- AIM OF THE TASK:
Print all of the lines exactly. Any picture among them stays out.

- THE INPUT:

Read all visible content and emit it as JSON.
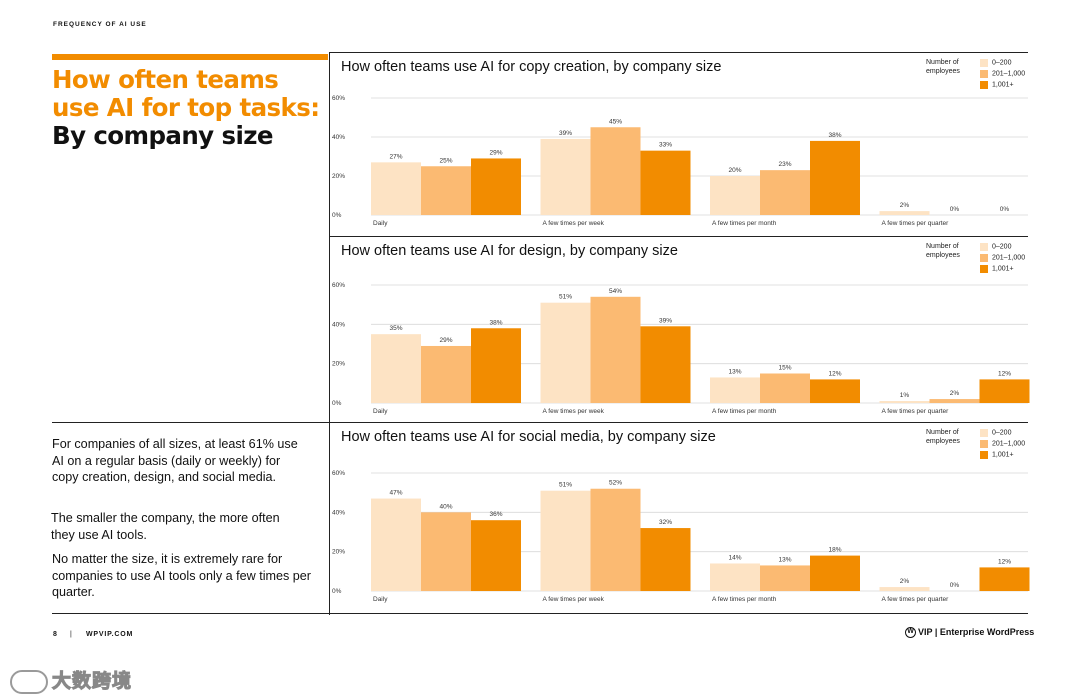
{
  "header": {
    "kicker": "FREQUENCY OF AI USE"
  },
  "title": {
    "line1": "How often teams",
    "line2": "use AI for top tasks:",
    "line3": "By company size"
  },
  "sidebar": {
    "paragraphs": [
      "For companies of all sizes, at least 61% use AI on a regular basis (daily or weekly) for copy creation, design, and social media.",
      "The smaller the company, the more often they use AI tools.",
      "No matter the size, it is extremely rare for companies to use AI tools only a few times per quarter."
    ]
  },
  "colors": {
    "accent": "#f28c00",
    "series": [
      "#fde3c4",
      "#fbba72",
      "#f28c00"
    ],
    "grid": "#d9d9d9"
  },
  "chart_data": [
    {
      "type": "bar",
      "title": "How often teams use AI for copy creation, by company size",
      "legend_title": "Number of employees",
      "categories": [
        "Daily",
        "A few times per week",
        "A few times per month",
        "A few times per quarter"
      ],
      "series": [
        {
          "name": "0–200",
          "values": [
            27,
            39,
            20,
            2
          ]
        },
        {
          "name": "201–1,000",
          "values": [
            25,
            45,
            23,
            0
          ]
        },
        {
          "name": "1,001+",
          "values": [
            29,
            33,
            38,
            0
          ]
        }
      ],
      "ylim": [
        0,
        60
      ],
      "yticks": [
        "0%",
        "20%",
        "40%",
        "60%"
      ],
      "legend_position": "top-right",
      "grid": true
    },
    {
      "type": "bar",
      "title": "How often teams use AI for design, by company size",
      "legend_title": "Number of employees",
      "categories": [
        "Daily",
        "A few times per week",
        "A few times per month",
        "A few times per quarter"
      ],
      "series": [
        {
          "name": "0–200",
          "values": [
            35,
            51,
            13,
            1
          ]
        },
        {
          "name": "201–1,000",
          "values": [
            29,
            54,
            15,
            2
          ]
        },
        {
          "name": "1,001+",
          "values": [
            38,
            39,
            12,
            12
          ]
        }
      ],
      "ylim": [
        0,
        60
      ],
      "yticks": [
        "0%",
        "20%",
        "40%",
        "60%"
      ],
      "legend_position": "top-right",
      "grid": true
    },
    {
      "type": "bar",
      "title": "How often teams use AI for social media, by company size",
      "legend_title": "Number of employees",
      "categories": [
        "Daily",
        "A few times per week",
        "A few times per month",
        "A few times per quarter"
      ],
      "series": [
        {
          "name": "0–200",
          "values": [
            47,
            51,
            14,
            2
          ]
        },
        {
          "name": "201–1,000",
          "values": [
            40,
            52,
            13,
            0
          ]
        },
        {
          "name": "1,001+",
          "values": [
            36,
            32,
            18,
            12
          ]
        }
      ],
      "ylim": [
        0,
        60
      ],
      "yticks": [
        "0%",
        "20%",
        "40%",
        "60%"
      ],
      "legend_position": "top-right",
      "grid": true
    }
  ],
  "footer": {
    "page": "8",
    "separator": "|",
    "site": "WPVIP.COM",
    "brand": "VIP | Enterprise WordPress"
  },
  "watermark": {
    "text": "大数跨境"
  }
}
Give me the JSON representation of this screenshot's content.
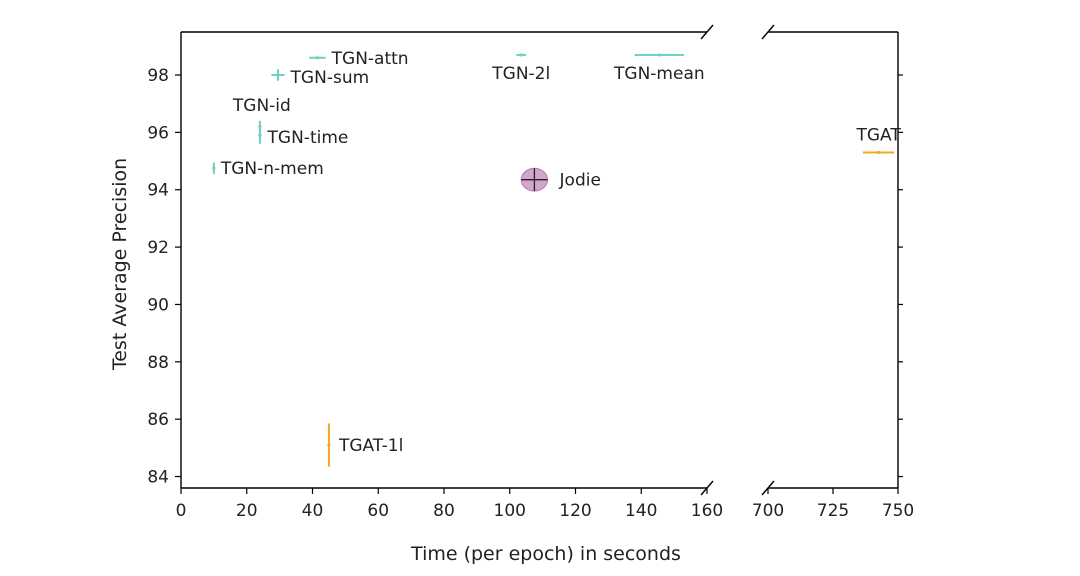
{
  "chart_data": {
    "type": "scatter",
    "xlabel": "Time (per epoch) in seconds",
    "ylabel": "Test Average Precision",
    "broken_x_axis": true,
    "x_segments": [
      {
        "xlim": [
          0,
          160
        ],
        "xticks": [
          "0",
          "20",
          "40",
          "60",
          "80",
          "100",
          "120",
          "140",
          "160"
        ]
      },
      {
        "xlim": [
          700,
          750
        ],
        "xticks": [
          "700",
          "725",
          "750"
        ]
      }
    ],
    "ylim": [
      83.6,
      99.5
    ],
    "yticks": [
      "84",
      "86",
      "88",
      "90",
      "92",
      "94",
      "96",
      "98"
    ],
    "grid": false,
    "colors": {
      "tgn": "#6fd0c4",
      "tgat": "#f5a623",
      "jodie": "#9a3d8c"
    },
    "points": [
      {
        "label": "TGN-attn",
        "x": 41.5,
        "y": 98.6,
        "xerr": 2.5,
        "yerr": 0.05,
        "group": "tgn"
      },
      {
        "label": "TGN-sum",
        "x": 29.5,
        "y": 98.0,
        "xerr": 2.0,
        "yerr": 0.2,
        "group": "tgn"
      },
      {
        "label": "TGN-2l",
        "x": 103.5,
        "y": 98.7,
        "xerr": 1.5,
        "yerr": 0.02,
        "group": "tgn"
      },
      {
        "label": "TGN-mean",
        "x": 145.5,
        "y": 98.7,
        "xerr": 7.5,
        "yerr": 0.02,
        "group": "tgn"
      },
      {
        "label": "TGN-id",
        "x": 24.0,
        "y": 96.2,
        "xerr": 0.3,
        "yerr": 0.2,
        "group": "tgn",
        "label_pos": "above-left"
      },
      {
        "label": "TGN-time",
        "x": 24.0,
        "y": 95.9,
        "xerr": 0.5,
        "yerr": 0.3,
        "group": "tgn"
      },
      {
        "label": "TGN-n-mem",
        "x": 10.0,
        "y": 94.75,
        "xerr": 0.3,
        "yerr": 0.2,
        "group": "tgn"
      },
      {
        "label": "Jodie",
        "x": 107.5,
        "y": 94.35,
        "xerr": 4.0,
        "yerr": 0.4,
        "group": "jodie",
        "ellipse": true
      },
      {
        "label": "TGAT-1l",
        "x": 45.0,
        "y": 85.1,
        "xerr": 0.3,
        "yerr": 0.75,
        "group": "tgat"
      },
      {
        "label": "TGAT",
        "x": 742.5,
        "y": 95.3,
        "xerr": 6.0,
        "yerr": 0.03,
        "group": "tgat",
        "label_pos": "above-left"
      }
    ]
  }
}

- FINISHED EXERCISE:
Read all visible content and emit it as JSON.
{
  "header": {
    "kicker": "FREQUENCY OF AI USE"
  },
  "title": {
    "line1": "How often teams",
    "line2": "use AI for top tasks:",
    "line3": "By company size"
  },
  "sidebar": {
    "paragraphs": [
      "For companies of all sizes, at least 61% use AI on a regular basis (daily or weekly) for copy creation, design, and social media.",
      "The smaller the company, the more often they use AI tools.",
      "No matter the size, it is extremely rare for companies to use AI tools only a few times per quarter."
    ]
  },
  "colors": {
    "accent": "#f28c00",
    "series": [
      "#fde3c4",
      "#fbba72",
      "#f28c00"
    ],
    "grid": "#d9d9d9"
  },
  "chart_data": [
    {
      "type": "bar",
      "title": "How often teams use AI for copy creation, by company size",
      "legend_title": "Number of employees",
      "categories": [
        "Daily",
        "A few times per week",
        "A few times per month",
        "A few times per quarter"
      ],
      "series": [
        {
          "name": "0–200",
          "values": [
            27,
            39,
            20,
            2
          ]
        },
        {
          "name": "201–1,000",
          "values": [
            25,
            45,
            23,
            0
          ]
        },
        {
          "name": "1,001+",
          "values": [
            29,
            33,
            38,
            0
          ]
        }
      ],
      "ylim": [
        0,
        60
      ],
      "yticks": [
        "0%",
        "20%",
        "40%",
        "60%"
      ],
      "legend_position": "top-right",
      "grid": true
    },
    {
      "type": "bar",
      "title": "How often teams use AI for design, by company size",
      "legend_title": "Number of employees",
      "categories": [
        "Daily",
        "A few times per week",
        "A few times per month",
        "A few times per quarter"
      ],
      "series": [
        {
          "name": "0–200",
          "values": [
            35,
            51,
            13,
            1
          ]
        },
        {
          "name": "201–1,000",
          "values": [
            29,
            54,
            15,
            2
          ]
        },
        {
          "name": "1,001+",
          "values": [
            38,
            39,
            12,
            12
          ]
        }
      ],
      "ylim": [
        0,
        60
      ],
      "yticks": [
        "0%",
        "20%",
        "40%",
        "60%"
      ],
      "legend_position": "top-right",
      "grid": true
    },
    {
      "type": "bar",
      "title": "How often teams use AI for social media, by company size",
      "legend_title": "Number of employees",
      "categories": [
        "Daily",
        "A few times per week",
        "A few times per month",
        "A few times per quarter"
      ],
      "series": [
        {
          "name": "0–200",
          "values": [
            47,
            51,
            14,
            2
          ]
        },
        {
          "name": "201–1,000",
          "values": [
            40,
            52,
            13,
            0
          ]
        },
        {
          "name": "1,001+",
          "values": [
            36,
            32,
            18,
            12
          ]
        }
      ],
      "ylim": [
        0,
        60
      ],
      "yticks": [
        "0%",
        "20%",
        "40%",
        "60%"
      ],
      "legend_position": "top-right",
      "grid": true
    }
  ],
  "footer": {
    "page": "8",
    "separator": "|",
    "site": "WPVIP.COM",
    "brand": "VIP | Enterprise WordPress"
  },
  "watermark": {
    "text": "大数跨境"
  }
}
Give me the JSON representation of this screenshot's content.
{
  "chart_data": {
    "type": "scatter",
    "xlabel": "Time (per epoch) in seconds",
    "ylabel": "Test Average Precision",
    "broken_x_axis": true,
    "x_segments": [
      {
        "xlim": [
          0,
          160
        ],
        "xticks": [
          "0",
          "20",
          "40",
          "60",
          "80",
          "100",
          "120",
          "140",
          "160"
        ]
      },
      {
        "xlim": [
          700,
          750
        ],
        "xticks": [
          "700",
          "725",
          "750"
        ]
      }
    ],
    "ylim": [
      83.6,
      99.5
    ],
    "yticks": [
      "84",
      "86",
      "88",
      "90",
      "92",
      "94",
      "96",
      "98"
    ],
    "grid": false,
    "colors": {
      "tgn": "#6fd0c4",
      "tgat": "#f5a623",
      "jodie": "#9a3d8c"
    },
    "points": [
      {
        "label": "TGN-attn",
        "x": 41.5,
        "y": 98.6,
        "xerr": 2.5,
        "yerr": 0.05,
        "group": "tgn"
      },
      {
        "label": "TGN-sum",
        "x": 29.5,
        "y": 98.0,
        "xerr": 2.0,
        "yerr": 0.2,
        "group": "tgn"
      },
      {
        "label": "TGN-2l",
        "x": 103.5,
        "y": 98.7,
        "xerr": 1.5,
        "yerr": 0.02,
        "group": "tgn"
      },
      {
        "label": "TGN-mean",
        "x": 145.5,
        "y": 98.7,
        "xerr": 7.5,
        "yerr": 0.02,
        "group": "tgn"
      },
      {
        "label": "TGN-id",
        "x": 24.0,
        "y": 96.2,
        "xerr": 0.3,
        "yerr": 0.2,
        "group": "tgn",
        "label_pos": "above-left"
      },
      {
        "label": "TGN-time",
        "x": 24.0,
        "y": 95.9,
        "xerr": 0.5,
        "yerr": 0.3,
        "group": "tgn"
      },
      {
        "label": "TGN-n-mem",
        "x": 10.0,
        "y": 94.75,
        "xerr": 0.3,
        "yerr": 0.2,
        "group": "tgn"
      },
      {
        "label": "Jodie",
        "x": 107.5,
        "y": 94.35,
        "xerr": 4.0,
        "yerr": 0.4,
        "group": "jodie",
        "ellipse": true
      },
      {
        "label": "TGAT-1l",
        "x": 45.0,
        "y": 85.1,
        "xerr": 0.3,
        "yerr": 0.75,
        "group": "tgat"
      },
      {
        "label": "TGAT",
        "x": 742.5,
        "y": 95.3,
        "xerr": 6.0,
        "yerr": 0.03,
        "group": "tgat",
        "label_pos": "above-left"
      }
    ]
  }
}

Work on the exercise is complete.